**Written problem**
Using the data below, copy each line that includes the word "icon".

* Begin Record extracts *

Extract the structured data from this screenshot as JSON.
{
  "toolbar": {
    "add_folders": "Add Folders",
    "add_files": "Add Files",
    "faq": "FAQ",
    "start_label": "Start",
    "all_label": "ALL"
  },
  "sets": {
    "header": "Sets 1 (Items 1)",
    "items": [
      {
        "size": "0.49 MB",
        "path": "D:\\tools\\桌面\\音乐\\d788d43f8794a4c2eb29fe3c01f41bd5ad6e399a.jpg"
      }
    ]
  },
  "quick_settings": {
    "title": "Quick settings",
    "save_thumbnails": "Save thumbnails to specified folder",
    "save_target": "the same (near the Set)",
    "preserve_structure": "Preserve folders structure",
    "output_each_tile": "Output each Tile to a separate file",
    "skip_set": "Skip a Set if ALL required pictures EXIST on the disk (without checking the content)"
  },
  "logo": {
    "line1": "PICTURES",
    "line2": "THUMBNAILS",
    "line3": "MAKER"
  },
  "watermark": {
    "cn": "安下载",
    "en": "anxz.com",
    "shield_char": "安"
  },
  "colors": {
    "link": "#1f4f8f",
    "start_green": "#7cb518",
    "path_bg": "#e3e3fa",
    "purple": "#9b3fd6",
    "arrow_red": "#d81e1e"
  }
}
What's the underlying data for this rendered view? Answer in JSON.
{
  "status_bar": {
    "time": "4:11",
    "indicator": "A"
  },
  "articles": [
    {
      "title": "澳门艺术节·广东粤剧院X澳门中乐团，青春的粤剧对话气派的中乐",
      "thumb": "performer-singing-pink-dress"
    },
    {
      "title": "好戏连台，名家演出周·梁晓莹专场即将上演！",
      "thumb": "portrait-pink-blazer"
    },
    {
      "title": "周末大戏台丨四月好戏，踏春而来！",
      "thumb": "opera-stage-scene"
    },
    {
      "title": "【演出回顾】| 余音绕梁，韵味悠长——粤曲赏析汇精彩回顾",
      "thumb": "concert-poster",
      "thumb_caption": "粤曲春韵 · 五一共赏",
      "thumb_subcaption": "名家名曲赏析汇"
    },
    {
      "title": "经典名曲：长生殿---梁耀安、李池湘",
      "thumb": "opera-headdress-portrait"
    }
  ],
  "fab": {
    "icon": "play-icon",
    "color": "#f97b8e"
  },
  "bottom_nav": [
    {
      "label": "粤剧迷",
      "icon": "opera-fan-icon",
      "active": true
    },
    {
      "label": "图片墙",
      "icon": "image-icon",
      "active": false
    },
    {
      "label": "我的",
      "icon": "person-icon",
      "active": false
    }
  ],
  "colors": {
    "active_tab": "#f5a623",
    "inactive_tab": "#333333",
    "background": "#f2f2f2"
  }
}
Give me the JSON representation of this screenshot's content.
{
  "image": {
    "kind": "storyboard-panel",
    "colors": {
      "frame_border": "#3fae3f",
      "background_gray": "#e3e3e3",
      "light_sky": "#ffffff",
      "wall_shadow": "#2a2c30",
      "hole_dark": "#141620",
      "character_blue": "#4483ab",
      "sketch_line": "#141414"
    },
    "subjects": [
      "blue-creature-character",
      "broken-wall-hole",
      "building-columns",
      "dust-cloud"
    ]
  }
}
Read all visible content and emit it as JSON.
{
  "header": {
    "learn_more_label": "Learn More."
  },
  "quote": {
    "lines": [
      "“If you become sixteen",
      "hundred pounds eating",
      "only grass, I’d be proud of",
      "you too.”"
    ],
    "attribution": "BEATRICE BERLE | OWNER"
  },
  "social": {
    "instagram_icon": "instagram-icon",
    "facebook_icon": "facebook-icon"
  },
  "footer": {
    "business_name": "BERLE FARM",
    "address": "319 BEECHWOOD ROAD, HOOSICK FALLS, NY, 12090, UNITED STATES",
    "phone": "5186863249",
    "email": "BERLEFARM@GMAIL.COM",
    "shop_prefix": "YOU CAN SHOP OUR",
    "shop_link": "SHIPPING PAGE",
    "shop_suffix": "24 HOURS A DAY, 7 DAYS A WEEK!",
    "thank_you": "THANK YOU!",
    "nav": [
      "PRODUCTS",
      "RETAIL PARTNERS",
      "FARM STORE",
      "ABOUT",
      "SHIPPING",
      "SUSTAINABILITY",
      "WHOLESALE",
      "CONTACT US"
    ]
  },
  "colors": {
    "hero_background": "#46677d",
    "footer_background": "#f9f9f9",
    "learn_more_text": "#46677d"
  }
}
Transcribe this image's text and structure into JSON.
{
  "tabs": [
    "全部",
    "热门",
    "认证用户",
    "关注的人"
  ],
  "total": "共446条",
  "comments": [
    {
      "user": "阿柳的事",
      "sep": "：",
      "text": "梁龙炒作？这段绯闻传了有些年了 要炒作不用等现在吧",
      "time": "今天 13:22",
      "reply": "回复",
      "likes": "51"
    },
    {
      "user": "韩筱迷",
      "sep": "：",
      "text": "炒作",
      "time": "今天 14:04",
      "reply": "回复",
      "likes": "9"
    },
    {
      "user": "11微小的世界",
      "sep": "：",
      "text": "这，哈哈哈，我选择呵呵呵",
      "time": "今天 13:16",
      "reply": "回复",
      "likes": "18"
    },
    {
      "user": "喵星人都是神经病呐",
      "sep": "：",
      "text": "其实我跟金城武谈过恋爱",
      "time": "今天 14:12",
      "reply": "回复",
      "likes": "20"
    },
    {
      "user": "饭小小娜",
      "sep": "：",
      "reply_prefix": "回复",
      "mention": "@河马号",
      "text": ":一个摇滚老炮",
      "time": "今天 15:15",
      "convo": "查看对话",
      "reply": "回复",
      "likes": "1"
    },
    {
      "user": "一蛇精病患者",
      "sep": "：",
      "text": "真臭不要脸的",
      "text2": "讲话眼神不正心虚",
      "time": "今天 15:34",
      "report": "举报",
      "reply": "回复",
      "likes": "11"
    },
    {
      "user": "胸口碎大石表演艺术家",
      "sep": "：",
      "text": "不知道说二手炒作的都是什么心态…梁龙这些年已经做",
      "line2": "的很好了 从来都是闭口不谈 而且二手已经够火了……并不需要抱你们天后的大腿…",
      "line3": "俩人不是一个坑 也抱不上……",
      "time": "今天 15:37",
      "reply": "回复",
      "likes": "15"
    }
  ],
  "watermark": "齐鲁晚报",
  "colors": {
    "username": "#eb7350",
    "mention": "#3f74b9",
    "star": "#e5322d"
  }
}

* End Record extracts *

**Exercise answer**
    "icon": "play-icon",
      "icon": "opera-fan-icon",
      "icon": "image-icon",
      "icon": "person-icon",
    "instagram_icon": "instagram-icon",
    "facebook_icon": "facebook-icon"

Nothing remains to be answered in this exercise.